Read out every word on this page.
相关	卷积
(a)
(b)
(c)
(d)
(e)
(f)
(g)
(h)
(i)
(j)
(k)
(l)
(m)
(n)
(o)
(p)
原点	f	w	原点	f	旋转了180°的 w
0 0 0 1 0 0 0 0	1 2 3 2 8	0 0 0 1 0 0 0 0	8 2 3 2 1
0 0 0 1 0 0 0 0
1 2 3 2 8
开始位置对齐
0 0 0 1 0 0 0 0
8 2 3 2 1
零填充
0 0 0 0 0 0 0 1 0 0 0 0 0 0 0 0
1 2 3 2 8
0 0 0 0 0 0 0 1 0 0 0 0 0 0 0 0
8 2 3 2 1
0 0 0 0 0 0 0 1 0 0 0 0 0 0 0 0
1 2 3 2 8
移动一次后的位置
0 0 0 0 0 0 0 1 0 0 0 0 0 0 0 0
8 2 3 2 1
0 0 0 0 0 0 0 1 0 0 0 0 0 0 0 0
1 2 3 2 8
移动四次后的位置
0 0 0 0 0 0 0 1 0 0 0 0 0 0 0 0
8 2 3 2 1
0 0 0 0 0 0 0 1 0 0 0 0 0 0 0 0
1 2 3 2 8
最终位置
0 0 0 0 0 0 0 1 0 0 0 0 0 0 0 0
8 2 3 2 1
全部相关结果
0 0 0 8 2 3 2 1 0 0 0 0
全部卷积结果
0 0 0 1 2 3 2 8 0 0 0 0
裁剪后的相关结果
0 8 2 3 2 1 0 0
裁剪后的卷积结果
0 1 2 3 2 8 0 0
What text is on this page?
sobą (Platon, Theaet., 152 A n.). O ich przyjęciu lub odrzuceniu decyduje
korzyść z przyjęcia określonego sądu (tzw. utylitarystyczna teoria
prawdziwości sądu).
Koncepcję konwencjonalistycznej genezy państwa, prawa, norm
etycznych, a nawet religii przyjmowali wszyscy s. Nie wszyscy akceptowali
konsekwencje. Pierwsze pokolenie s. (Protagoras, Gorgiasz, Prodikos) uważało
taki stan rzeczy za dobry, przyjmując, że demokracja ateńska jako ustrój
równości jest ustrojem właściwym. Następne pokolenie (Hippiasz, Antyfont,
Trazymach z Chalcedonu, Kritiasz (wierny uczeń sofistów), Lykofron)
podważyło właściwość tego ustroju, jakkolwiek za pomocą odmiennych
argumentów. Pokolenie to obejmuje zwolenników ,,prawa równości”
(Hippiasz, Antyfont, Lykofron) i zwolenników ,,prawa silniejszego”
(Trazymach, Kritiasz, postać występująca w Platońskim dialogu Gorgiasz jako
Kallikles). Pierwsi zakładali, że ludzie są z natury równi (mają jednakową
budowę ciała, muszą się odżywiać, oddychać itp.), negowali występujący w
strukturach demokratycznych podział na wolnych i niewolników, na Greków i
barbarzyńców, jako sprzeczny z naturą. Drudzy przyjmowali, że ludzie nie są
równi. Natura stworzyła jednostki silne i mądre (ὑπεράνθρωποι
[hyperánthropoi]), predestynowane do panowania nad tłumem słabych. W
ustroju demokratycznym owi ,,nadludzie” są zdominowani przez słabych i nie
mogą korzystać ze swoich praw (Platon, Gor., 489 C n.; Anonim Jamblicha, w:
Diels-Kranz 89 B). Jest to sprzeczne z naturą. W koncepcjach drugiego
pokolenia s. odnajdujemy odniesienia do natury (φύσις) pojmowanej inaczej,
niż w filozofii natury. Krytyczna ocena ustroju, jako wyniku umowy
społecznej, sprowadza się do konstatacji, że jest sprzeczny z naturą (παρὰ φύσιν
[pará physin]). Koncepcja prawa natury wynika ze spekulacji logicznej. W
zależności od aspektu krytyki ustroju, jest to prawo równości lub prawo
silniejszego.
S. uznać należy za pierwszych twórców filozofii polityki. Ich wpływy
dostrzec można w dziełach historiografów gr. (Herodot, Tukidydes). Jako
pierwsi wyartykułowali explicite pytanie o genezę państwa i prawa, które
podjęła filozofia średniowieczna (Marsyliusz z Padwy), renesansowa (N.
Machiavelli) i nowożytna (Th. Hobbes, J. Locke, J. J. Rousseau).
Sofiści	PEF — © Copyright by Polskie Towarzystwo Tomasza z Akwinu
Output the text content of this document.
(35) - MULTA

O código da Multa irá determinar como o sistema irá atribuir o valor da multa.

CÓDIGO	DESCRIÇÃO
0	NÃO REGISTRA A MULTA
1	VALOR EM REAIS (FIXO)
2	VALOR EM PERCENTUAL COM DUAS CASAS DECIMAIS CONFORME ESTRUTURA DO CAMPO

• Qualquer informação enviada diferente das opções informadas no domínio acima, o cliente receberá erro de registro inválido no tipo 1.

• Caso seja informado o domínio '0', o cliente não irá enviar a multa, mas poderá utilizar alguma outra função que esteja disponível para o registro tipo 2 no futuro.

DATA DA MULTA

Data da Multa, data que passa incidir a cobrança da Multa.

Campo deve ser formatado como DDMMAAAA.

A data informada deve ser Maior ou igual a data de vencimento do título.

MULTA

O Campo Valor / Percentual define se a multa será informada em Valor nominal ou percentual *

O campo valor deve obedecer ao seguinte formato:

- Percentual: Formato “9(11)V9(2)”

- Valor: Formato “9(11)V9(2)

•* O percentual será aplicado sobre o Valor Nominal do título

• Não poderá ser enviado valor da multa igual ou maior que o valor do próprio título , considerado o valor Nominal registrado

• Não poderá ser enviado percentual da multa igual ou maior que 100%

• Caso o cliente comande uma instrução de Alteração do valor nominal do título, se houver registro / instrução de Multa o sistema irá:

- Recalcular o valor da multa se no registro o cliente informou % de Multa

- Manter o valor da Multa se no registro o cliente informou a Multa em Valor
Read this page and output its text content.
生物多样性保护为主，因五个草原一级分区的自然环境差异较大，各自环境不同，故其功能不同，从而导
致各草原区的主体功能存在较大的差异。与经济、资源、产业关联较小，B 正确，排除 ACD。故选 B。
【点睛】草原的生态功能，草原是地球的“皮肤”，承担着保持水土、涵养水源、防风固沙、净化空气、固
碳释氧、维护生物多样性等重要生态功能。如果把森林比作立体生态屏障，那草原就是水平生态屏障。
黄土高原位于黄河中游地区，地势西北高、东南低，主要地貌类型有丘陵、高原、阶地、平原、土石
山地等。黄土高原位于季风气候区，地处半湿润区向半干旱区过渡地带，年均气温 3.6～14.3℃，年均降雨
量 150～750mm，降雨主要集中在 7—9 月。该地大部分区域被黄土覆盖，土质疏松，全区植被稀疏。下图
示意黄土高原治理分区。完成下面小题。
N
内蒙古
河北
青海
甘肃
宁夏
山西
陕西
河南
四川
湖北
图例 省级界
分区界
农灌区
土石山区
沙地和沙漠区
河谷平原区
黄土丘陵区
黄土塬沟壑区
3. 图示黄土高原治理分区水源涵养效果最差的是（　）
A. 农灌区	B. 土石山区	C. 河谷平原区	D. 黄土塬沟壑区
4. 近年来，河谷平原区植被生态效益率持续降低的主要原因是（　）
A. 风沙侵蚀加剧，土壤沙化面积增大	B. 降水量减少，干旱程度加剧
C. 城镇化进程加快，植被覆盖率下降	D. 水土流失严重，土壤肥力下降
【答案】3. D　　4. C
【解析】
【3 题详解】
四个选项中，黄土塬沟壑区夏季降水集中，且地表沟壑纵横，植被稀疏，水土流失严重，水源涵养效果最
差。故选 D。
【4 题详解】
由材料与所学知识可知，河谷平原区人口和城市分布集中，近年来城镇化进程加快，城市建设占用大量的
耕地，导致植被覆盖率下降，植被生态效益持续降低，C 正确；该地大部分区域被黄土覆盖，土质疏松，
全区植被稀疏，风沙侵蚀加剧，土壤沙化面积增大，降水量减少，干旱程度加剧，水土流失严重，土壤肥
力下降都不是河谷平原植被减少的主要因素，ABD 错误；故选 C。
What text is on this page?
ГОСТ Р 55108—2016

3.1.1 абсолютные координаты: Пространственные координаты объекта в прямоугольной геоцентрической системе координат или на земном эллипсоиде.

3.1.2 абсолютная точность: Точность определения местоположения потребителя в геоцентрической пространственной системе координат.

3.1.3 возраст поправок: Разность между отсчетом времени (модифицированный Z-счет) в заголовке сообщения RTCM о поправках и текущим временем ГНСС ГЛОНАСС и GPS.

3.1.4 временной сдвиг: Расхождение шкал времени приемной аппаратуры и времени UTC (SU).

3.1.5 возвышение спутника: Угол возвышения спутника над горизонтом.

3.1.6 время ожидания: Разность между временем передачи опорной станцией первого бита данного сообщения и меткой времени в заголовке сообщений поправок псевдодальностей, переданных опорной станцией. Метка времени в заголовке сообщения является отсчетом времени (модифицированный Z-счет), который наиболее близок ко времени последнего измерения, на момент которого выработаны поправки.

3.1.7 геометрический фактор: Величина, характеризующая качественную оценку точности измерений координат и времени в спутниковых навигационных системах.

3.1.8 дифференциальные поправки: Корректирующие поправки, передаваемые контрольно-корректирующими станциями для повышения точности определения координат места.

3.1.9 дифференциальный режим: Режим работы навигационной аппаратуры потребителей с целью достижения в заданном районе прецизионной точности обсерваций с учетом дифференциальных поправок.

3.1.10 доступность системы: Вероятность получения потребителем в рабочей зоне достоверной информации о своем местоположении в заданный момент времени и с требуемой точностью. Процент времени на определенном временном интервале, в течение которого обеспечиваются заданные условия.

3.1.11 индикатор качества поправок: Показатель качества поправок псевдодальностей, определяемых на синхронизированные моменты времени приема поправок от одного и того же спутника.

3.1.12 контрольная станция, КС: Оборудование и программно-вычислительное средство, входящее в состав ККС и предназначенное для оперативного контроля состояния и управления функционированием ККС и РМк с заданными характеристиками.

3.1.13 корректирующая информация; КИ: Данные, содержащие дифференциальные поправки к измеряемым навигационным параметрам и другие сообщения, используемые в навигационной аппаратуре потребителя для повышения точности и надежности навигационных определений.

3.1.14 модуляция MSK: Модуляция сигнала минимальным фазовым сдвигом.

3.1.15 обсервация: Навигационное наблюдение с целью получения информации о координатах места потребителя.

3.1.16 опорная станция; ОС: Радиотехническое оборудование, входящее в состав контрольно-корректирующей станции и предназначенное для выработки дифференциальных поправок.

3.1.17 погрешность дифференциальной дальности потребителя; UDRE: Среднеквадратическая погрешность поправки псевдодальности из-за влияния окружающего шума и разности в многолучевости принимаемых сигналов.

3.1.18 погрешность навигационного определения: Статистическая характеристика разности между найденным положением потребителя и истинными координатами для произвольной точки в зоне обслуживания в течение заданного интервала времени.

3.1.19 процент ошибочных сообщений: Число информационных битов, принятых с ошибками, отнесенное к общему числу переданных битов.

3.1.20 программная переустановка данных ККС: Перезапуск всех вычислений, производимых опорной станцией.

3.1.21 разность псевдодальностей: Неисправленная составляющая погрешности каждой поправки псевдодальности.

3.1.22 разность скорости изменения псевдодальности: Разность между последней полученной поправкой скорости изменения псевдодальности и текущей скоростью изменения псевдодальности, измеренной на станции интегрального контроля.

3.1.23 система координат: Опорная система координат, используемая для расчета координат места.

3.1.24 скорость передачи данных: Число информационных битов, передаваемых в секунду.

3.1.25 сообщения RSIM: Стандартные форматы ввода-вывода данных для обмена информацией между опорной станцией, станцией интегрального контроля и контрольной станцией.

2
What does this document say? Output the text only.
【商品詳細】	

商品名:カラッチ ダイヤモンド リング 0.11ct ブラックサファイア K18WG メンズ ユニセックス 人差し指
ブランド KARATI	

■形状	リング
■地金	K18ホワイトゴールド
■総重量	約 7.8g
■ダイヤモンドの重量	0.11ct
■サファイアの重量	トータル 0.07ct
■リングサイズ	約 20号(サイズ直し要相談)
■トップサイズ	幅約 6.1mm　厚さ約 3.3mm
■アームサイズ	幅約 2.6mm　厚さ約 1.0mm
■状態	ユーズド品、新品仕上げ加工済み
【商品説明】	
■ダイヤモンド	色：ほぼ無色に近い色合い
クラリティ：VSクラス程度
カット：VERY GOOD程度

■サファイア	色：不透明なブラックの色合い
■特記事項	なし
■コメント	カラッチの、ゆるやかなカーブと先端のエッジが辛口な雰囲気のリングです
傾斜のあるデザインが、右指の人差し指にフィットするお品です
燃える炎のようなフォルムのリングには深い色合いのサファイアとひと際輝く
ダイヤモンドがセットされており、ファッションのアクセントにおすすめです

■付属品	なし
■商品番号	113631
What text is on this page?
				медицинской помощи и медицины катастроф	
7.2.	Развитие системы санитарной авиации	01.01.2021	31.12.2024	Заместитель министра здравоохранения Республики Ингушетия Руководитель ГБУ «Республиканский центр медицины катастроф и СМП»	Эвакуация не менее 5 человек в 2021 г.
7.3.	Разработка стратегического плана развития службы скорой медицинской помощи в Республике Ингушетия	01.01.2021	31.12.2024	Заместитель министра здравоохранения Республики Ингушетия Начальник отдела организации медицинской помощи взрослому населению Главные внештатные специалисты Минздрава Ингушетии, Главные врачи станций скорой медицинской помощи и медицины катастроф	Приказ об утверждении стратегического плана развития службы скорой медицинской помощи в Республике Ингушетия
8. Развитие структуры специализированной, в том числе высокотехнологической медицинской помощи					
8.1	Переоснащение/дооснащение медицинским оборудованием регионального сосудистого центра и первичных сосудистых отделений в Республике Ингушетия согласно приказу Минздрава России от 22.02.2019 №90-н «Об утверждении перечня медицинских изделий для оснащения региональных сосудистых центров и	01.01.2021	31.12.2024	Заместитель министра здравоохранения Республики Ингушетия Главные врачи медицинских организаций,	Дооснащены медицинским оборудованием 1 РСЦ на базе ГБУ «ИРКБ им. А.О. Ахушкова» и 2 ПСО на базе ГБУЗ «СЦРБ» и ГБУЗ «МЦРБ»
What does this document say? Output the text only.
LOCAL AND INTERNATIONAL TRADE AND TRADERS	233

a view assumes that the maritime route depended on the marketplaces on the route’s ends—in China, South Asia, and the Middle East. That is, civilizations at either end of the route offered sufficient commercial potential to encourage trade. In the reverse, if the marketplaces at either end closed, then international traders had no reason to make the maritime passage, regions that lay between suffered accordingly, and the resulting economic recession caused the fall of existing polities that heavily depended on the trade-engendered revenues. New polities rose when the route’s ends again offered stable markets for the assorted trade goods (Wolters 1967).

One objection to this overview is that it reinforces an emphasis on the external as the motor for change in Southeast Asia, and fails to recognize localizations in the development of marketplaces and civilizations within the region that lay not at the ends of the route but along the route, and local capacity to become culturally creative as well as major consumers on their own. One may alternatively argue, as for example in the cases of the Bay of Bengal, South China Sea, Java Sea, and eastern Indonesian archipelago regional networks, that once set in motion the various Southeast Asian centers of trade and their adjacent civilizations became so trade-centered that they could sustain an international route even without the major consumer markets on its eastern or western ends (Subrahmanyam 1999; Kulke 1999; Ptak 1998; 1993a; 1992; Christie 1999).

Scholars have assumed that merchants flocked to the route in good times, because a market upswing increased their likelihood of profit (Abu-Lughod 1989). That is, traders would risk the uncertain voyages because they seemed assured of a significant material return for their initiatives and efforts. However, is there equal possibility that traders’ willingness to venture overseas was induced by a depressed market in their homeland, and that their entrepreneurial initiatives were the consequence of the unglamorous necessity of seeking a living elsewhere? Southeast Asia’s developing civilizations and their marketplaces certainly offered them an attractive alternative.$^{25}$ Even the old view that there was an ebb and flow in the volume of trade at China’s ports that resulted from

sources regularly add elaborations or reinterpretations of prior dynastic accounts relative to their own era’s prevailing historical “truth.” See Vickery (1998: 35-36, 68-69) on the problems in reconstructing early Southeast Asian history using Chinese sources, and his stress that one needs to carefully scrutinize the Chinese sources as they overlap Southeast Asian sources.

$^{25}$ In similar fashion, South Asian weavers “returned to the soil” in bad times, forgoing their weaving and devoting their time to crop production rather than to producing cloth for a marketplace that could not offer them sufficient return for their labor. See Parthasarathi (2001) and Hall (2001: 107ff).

--*--

### Written task
Where a line in the entries holds "которого", copy that line.

### Result for this exercise
3.1.6 время ожидания: Разность между временем передачи опорной станцией первого бита данного сообщения и меткой времени в заголовке сообщений поправок псевдодальностей, переданных опорной станцией. Метка времени в заголовке сообщения является отсчетом времени (модифицированный Z-счет), который наиболее близок ко времени последнего измерения, на момент которого выработаны поправки.
3.1.10 доступность системы: Вероятность получения потребителем в рабочей зоне достоверной информации о своем местоположении в заданный момент времени и с требуемой точностью. Процент времени на определенном временном интервале, в течение которого обеспечиваются заданные условия.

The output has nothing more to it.